> SET PROBLEM
Copy each line that has the string "ylabel" somewhere in it.

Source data
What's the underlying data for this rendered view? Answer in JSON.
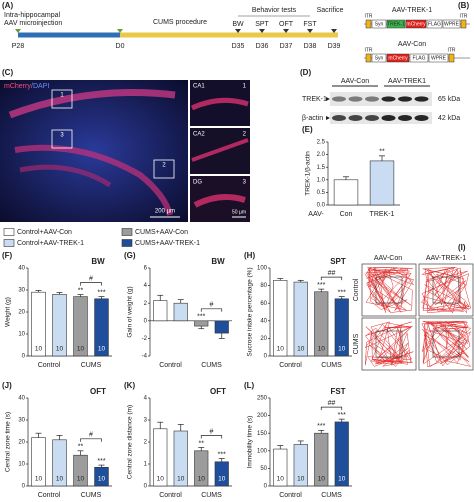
{
  "panels": {
    "A": {
      "label": "(A)",
      "injection": [
        "Intra-hippocampal",
        "AAV microinjection"
      ],
      "phase": "CUMS procedure",
      "tests": "Behavior tests",
      "end": "Sacrifice",
      "days": [
        "P28",
        "D0",
        "D35",
        "D36",
        "D37",
        "D38",
        "D39"
      ],
      "tests_list": [
        "BW",
        "SPT",
        "OFT",
        "FST"
      ]
    },
    "B": {
      "label": "(B)",
      "constructs": [
        {
          "name": "AAV-TREK-1",
          "elements": [
            "ITR",
            "Syn",
            "TREK-1",
            "mCherry",
            "FLAG",
            "WPRE",
            "ITR"
          ]
        },
        {
          "name": "AAV-Con",
          "elements": [
            "ITR",
            "Syn",
            "mCherry",
            "FLAG",
            "WPRE",
            "ITR"
          ]
        }
      ]
    },
    "C": {
      "label": "(C)",
      "stain": [
        "mCherry",
        "/DAPI"
      ],
      "boxes": [
        "1",
        "3",
        "2"
      ],
      "scale": "200 µm",
      "insets": [
        {
          "region": "CA1",
          "number": "1"
        },
        {
          "region": "CA2",
          "number": "2"
        },
        {
          "region": "DG",
          "number": "3"
        }
      ],
      "inset_scale": "50 µm"
    },
    "D": {
      "label": "(D)",
      "lanes": [
        "AAV-Con",
        "AAV-TREK1"
      ],
      "bands": [
        {
          "name": "TREK-1",
          "size": "65 kDa"
        },
        {
          "name": "β-actin",
          "size": "42 kDa"
        }
      ]
    },
    "I": {
      "label": "(I)",
      "columns": [
        "AAV-Con",
        "AAV-TREK-1"
      ],
      "rows": [
        "Control",
        "CUMS"
      ]
    }
  },
  "legend": [
    {
      "name": "Control+AAV-Con",
      "color": "#ffffff"
    },
    {
      "name": "Control+AAV-TREK-1",
      "color": "#c9dcf2"
    },
    {
      "name": "CUMS+AAV-Con",
      "color": "#9c9c9c"
    },
    {
      "name": "CUMS+AAV-TREK-1",
      "color": "#1f4e9a"
    }
  ],
  "chart_data": [
    {
      "type": "bar",
      "panel": "(E)",
      "ylabel": "TREK-1/β-actin",
      "prefix": "AAV-",
      "categories": [
        "Con",
        "TREK-1"
      ],
      "values": [
        1.0,
        1.75
      ],
      "errors": [
        0.12,
        0.2
      ],
      "sig": [
        null,
        "**"
      ],
      "ylim": [
        0,
        2.5
      ],
      "yticks": [
        {
          "value": 0,
          "label": "0.0"
        },
        {
          "value": 0.5,
          "label": "0.5"
        },
        {
          "value": 1,
          "label": "1.0"
        },
        {
          "value": 1.5,
          "label": "1.5"
        },
        {
          "value": 2,
          "label": "2.0"
        },
        {
          "value": 2.5,
          "label": "2.5"
        }
      ]
    },
    {
      "type": "bar",
      "panel": "(F)",
      "title": "BW",
      "ylabel": "Weight (g)",
      "groups": [
        "Control",
        "CUMS"
      ],
      "values": [
        29,
        28,
        27,
        26
      ],
      "errors": [
        0.8,
        0.9,
        0.9,
        1.0
      ],
      "sig": [
        null,
        null,
        "**",
        "***"
      ],
      "bracket": "#",
      "n_labels": [
        "10",
        "10",
        "10",
        "10"
      ],
      "ylim": [
        0,
        40
      ],
      "yticks": [
        0,
        10,
        20,
        30,
        40
      ]
    },
    {
      "type": "bar",
      "panel": "(G)",
      "title": "BW",
      "ylabel": "Gain of weight (g)",
      "groups": [
        "Control",
        "CUMS"
      ],
      "values": [
        2.3,
        2.0,
        -0.6,
        -1.4
      ],
      "errors": [
        0.6,
        0.4,
        0.3,
        0.6
      ],
      "sig": [
        null,
        null,
        "***",
        null
      ],
      "bracket": "#",
      "ylim": [
        -4,
        6
      ],
      "yticks": [
        -4,
        -2,
        0,
        2,
        4,
        6
      ]
    },
    {
      "type": "bar",
      "panel": "(H)",
      "title": "SPT",
      "ylabel": "Sucrose intake percentage (%)",
      "groups": [
        "Control",
        "CUMS"
      ],
      "values": [
        86,
        84,
        73,
        65
      ],
      "errors": [
        2,
        2,
        3,
        2.5
      ],
      "sig": [
        null,
        null,
        "***",
        "***"
      ],
      "bracket": "##",
      "n_labels": [
        "10",
        "10",
        "10",
        "10"
      ],
      "ylim": [
        0,
        100
      ],
      "yticks": [
        0,
        20,
        40,
        60,
        80,
        100
      ]
    },
    {
      "type": "bar",
      "panel": "(J)",
      "title": "OFT",
      "ylabel": "Central zone time (s)",
      "groups": [
        "Control",
        "CUMS"
      ],
      "values": [
        22,
        21,
        14,
        8.5
      ],
      "errors": [
        2,
        2,
        2,
        1
      ],
      "sig": [
        null,
        null,
        "**",
        "***"
      ],
      "bracket": "#",
      "n_labels": [
        "10",
        "10",
        "10",
        "10"
      ],
      "ylim": [
        0,
        40
      ],
      "yticks": [
        0,
        10,
        20,
        30,
        40
      ]
    },
    {
      "type": "bar",
      "panel": "(K)",
      "title": "OFT",
      "ylabel": "Central zone distance (m)",
      "groups": [
        "Control",
        "CUMS"
      ],
      "values": [
        2.6,
        2.5,
        1.6,
        1.1
      ],
      "errors": [
        0.3,
        0.3,
        0.15,
        0.15
      ],
      "sig": [
        null,
        null,
        "**",
        "***"
      ],
      "bracket": "#",
      "n_labels": [
        "10",
        "10",
        "10",
        "10"
      ],
      "ylim": [
        0,
        4
      ],
      "yticks": [
        0,
        1,
        2,
        3,
        4
      ]
    },
    {
      "type": "bar",
      "panel": "(L)",
      "title": "FST",
      "ylabel": "Immobility time (s)",
      "groups": [
        "Control",
        "CUMS"
      ],
      "values": [
        105,
        118,
        150,
        182
      ],
      "errors": [
        10,
        10,
        8,
        8
      ],
      "sig": [
        null,
        null,
        "***",
        "***"
      ],
      "bracket": "##",
      "n_labels": [
        "10",
        "10",
        "10",
        "10"
      ],
      "ylim": [
        0,
        250
      ],
      "yticks": [
        0,
        50,
        100,
        150,
        200,
        250
      ]
    }
  ]
}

> RESULT
      "ylabel": "TREK-1/β-actin",
      "ylabel": "Weight (g)",
      "ylabel": "Gain of weight (g)",
      "ylabel": "Sucrose intake percentage (%)",
      "ylabel": "Central zone time (s)",
      "ylabel": "Central zone distance (m)",
      "ylabel": "Immobility time (s)",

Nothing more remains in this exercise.